Direction: Give only the number of lines that include the string "controls".

Figure collection entries:
○ ○ ○

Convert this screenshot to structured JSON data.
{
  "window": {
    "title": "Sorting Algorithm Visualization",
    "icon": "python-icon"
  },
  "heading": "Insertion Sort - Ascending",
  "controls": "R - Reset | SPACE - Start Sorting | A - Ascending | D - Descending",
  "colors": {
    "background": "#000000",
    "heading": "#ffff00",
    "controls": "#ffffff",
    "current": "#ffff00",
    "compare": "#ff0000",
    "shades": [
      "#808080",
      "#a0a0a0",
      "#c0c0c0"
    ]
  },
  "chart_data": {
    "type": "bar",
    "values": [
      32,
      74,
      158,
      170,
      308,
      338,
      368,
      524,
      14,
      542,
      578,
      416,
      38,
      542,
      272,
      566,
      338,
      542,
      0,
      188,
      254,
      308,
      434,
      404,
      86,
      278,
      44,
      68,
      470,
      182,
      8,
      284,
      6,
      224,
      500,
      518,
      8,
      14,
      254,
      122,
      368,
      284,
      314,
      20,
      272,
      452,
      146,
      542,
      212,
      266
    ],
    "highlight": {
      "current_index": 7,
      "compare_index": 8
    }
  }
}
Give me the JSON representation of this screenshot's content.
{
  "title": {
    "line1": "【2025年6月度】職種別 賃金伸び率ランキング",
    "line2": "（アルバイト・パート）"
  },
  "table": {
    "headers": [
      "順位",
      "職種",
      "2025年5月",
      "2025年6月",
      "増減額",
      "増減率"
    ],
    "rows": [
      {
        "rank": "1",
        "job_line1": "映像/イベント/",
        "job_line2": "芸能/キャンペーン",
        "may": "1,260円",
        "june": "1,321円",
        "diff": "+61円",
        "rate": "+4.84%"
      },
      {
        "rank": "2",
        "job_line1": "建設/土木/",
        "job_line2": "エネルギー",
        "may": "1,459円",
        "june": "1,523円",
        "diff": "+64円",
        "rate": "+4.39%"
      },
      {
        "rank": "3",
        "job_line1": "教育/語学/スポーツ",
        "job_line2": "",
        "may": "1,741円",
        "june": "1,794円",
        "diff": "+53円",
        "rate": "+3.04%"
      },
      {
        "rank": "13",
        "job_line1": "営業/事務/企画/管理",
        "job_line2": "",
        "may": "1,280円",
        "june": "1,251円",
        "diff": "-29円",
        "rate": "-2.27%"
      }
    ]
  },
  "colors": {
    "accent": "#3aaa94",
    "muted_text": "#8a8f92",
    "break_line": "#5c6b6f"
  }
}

○ ○ ○

Solution for this problem: 2